** Start Entries provided **

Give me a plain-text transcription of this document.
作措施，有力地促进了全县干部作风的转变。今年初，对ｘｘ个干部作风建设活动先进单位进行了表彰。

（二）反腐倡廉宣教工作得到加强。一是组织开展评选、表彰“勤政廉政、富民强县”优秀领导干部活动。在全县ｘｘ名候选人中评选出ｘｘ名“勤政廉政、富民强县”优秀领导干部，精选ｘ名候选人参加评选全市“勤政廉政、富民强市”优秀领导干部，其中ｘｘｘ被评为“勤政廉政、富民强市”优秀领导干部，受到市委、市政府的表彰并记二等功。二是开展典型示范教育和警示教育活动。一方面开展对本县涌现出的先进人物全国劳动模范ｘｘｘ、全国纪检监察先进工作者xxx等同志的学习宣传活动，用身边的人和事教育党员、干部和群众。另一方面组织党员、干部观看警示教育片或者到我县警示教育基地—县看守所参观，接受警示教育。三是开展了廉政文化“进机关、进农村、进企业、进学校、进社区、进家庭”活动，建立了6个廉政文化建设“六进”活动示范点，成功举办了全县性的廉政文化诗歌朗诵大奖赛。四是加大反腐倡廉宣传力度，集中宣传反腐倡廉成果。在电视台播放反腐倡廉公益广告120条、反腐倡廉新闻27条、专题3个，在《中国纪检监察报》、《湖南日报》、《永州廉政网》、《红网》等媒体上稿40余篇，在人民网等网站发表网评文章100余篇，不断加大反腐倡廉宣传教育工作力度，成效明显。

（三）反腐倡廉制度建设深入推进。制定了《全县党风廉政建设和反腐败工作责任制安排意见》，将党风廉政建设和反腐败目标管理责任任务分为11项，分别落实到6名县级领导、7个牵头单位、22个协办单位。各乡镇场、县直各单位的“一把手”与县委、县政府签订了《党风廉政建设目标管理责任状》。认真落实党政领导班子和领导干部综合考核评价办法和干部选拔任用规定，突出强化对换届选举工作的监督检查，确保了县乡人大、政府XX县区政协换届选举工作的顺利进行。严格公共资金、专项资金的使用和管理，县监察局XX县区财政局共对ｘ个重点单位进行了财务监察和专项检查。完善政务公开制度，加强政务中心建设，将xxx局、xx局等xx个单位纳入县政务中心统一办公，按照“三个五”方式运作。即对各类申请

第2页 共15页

** End Entries provided **

Written exercise = Copy out the full set of records precisely, leaving nothing out.

Result for this task =
Give me a plain-text transcription of this document.
作措施，有力地促进了全县干部作风的转变。今年初，对ｘｘ个干部作风建设活动先进单位进行了表彰。

（二）反腐倡廉宣教工作得到加强。一是组织开展评选、表彰“勤政廉政、富民强县”优秀领导干部活动。在全县ｘｘ名候选人中评选出ｘｘ名“勤政廉政、富民强县”优秀领导干部，精选ｘ名候选人参加评选全市“勤政廉政、富民强市”优秀领导干部，其中ｘｘｘ被评为“勤政廉政、富民强市”优秀领导干部，受到市委、市政府的表彰并记二等功。二是开展典型示范教育和警示教育活动。一方面开展对本县涌现出的先进人物全国劳动模范ｘｘｘ、全国纪检监察先进工作者xxx等同志的学习宣传活动，用身边的人和事教育党员、干部和群众。另一方面组织党员、干部观看警示教育片或者到我县警示教育基地—县看守所参观，接受警示教育。三是开展了廉政文化“进机关、进农村、进企业、进学校、进社区、进家庭”活动，建立了6个廉政文化建设“六进”活动示范点，成功举办了全县性的廉政文化诗歌朗诵大奖赛。四是加大反腐倡廉宣传力度，集中宣传反腐倡廉成果。在电视台播放反腐倡廉公益广告120条、反腐倡廉新闻27条、专题3个，在《中国纪检监察报》、《湖南日报》、《永州廉政网》、《红网》等媒体上稿40余篇，在人民网等网站发表网评文章100余篇，不断加大反腐倡廉宣传教育工作力度，成效明显。

（三）反腐倡廉制度建设深入推进。制定了《全县党风廉政建设和反腐败工作责任制安排意见》，将党风廉政建设和反腐败目标管理责任任务分为11项，分别落实到6名县级领导、7个牵头单位、22个协办单位。各乡镇场、县直各单位的“一把手”与县委、县政府签订了《党风廉政建设目标管理责任状》。认真落实党政领导班子和领导干部综合考核评价办法和干部选拔任用规定，突出强化对换届选举工作的监督检查，确保了县乡人大、政府XX县区政协换届选举工作的顺利进行。严格公共资金、专项资金的使用和管理，县监察局XX县区财政局共对ｘ个重点单位进行了财务监察和专项检查。完善政务公开制度，加强政务中心建设，将xxx局、xx局等xx个单位纳入县政务中心统一办公，按照“三个五”方式运作。即对各类申请

第2页 共15页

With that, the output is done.